◆ Goal of the exercise
Omit all pictures. Copy the rest of the material exactly.

◆ Dataset entries
=-=-=-=-=

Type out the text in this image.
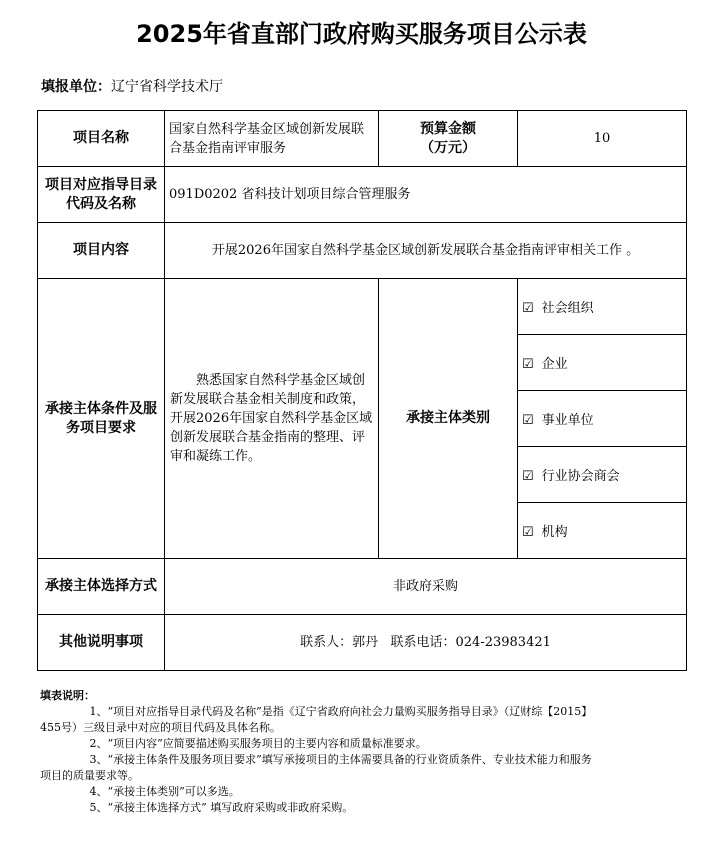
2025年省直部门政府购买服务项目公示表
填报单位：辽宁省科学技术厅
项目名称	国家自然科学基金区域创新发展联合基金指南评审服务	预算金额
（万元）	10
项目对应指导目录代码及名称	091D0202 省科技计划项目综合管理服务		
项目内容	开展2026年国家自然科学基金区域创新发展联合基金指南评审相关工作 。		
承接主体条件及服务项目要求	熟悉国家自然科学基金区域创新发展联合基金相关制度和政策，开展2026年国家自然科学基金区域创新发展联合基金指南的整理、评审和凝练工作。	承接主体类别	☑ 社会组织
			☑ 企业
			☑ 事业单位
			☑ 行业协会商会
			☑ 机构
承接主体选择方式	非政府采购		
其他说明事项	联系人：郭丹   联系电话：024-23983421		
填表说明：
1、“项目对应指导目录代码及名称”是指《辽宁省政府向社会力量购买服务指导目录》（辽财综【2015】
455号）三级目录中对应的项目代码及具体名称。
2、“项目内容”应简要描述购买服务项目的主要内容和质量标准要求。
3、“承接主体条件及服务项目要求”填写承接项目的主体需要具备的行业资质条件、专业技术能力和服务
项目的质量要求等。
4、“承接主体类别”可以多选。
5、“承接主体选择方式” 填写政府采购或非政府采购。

=-=-=-=-=

◆ Response
Type out the text in this image.
2025年省直部门政府购买服务项目公示表
填报单位：辽宁省科学技术厅
项目名称	国家自然科学基金区域创新发展联合基金指南评审服务	预算金额
（万元）	10
项目对应指导目录代码及名称	091D0202 省科技计划项目综合管理服务		
项目内容	开展2026年国家自然科学基金区域创新发展联合基金指南评审相关工作 。		
承接主体条件及服务项目要求	熟悉国家自然科学基金区域创新发展联合基金相关制度和政策，开展2026年国家自然科学基金区域创新发展联合基金指南的整理、评审和凝练工作。	承接主体类别	☑ 社会组织
			☑ 企业
			☑ 事业单位
			☑ 行业协会商会
			☑ 机构
承接主体选择方式	非政府采购		
其他说明事项	联系人：郭丹   联系电话：024-23983421		
填表说明：
1、“项目对应指导目录代码及名称”是指《辽宁省政府向社会力量购买服务指导目录》（辽财综【2015】
455号）三级目录中对应的项目代码及具体名称。
2、“项目内容”应简要描述购买服务项目的主要内容和质量标准要求。
3、“承接主体条件及服务项目要求”填写承接项目的主体需要具备的行业资质条件、专业技术能力和服务
项目的质量要求等。
4、“承接主体类别”可以多选。
5、“承接主体选择方式” 填写政府采购或非政府采购。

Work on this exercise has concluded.